[Source records]
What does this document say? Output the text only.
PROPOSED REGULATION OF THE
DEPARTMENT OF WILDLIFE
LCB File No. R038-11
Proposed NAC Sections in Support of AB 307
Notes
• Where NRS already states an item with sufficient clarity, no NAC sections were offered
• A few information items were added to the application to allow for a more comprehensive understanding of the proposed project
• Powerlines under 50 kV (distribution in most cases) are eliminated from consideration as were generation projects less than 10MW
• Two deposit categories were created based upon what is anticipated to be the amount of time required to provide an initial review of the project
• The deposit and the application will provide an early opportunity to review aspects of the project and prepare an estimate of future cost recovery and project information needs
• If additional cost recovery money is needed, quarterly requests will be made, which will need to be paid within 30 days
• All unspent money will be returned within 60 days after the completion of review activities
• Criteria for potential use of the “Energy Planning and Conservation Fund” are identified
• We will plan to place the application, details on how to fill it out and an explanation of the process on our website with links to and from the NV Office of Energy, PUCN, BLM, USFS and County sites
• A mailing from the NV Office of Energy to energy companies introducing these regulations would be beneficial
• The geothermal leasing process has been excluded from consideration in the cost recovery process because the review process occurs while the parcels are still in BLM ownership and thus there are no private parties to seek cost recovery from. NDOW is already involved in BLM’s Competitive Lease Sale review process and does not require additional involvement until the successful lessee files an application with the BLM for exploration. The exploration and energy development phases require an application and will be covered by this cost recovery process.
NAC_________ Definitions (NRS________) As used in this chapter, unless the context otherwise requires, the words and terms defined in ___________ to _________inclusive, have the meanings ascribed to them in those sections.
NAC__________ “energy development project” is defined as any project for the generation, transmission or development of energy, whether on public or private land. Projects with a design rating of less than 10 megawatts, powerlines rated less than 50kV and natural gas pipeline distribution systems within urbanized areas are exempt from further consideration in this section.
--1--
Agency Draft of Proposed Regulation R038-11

#### Task description
Copy the material above verbatim.

#### Answer to the task
What does this document say? Output the text only.
PROPOSED REGULATION OF THE
DEPARTMENT OF WILDLIFE
LCB File No. R038-11
Proposed NAC Sections in Support of AB 307
Notes
• Where NRS already states an item with sufficient clarity, no NAC sections were offered
• A few information items were added to the application to allow for a more comprehensive understanding of the proposed project
• Powerlines under 50 kV (distribution in most cases) are eliminated from consideration as were generation projects less than 10MW
• Two deposit categories were created based upon what is anticipated to be the amount of time required to provide an initial review of the project
• The deposit and the application will provide an early opportunity to review aspects of the project and prepare an estimate of future cost recovery and project information needs
• If additional cost recovery money is needed, quarterly requests will be made, which will need to be paid within 30 days
• All unspent money will be returned within 60 days after the completion of review activities
• Criteria for potential use of the “Energy Planning and Conservation Fund” are identified
• We will plan to place the application, details on how to fill it out and an explanation of the process on our website with links to and from the NV Office of Energy, PUCN, BLM, USFS and County sites
• A mailing from the NV Office of Energy to energy companies introducing these regulations would be beneficial
• The geothermal leasing process has been excluded from consideration in the cost recovery process because the review process occurs while the parcels are still in BLM ownership and thus there are no private parties to seek cost recovery from. NDOW is already involved in BLM’s Competitive Lease Sale review process and does not require additional involvement until the successful lessee files an application with the BLM for exploration. The exploration and energy development phases require an application and will be covered by this cost recovery process.
NAC_________ Definitions (NRS________) As used in this chapter, unless the context otherwise requires, the words and terms defined in ___________ to _________inclusive, have the meanings ascribed to them in those sections.
NAC__________ “energy development project” is defined as any project for the generation, transmission or development of energy, whether on public or private land. Projects with a design rating of less than 10 megawatts, powerlines rated less than 50kV and natural gas pipeline distribution systems within urbanized areas are exempt from further consideration in this section.
--1--
Agency Draft of Proposed Regulation R038-11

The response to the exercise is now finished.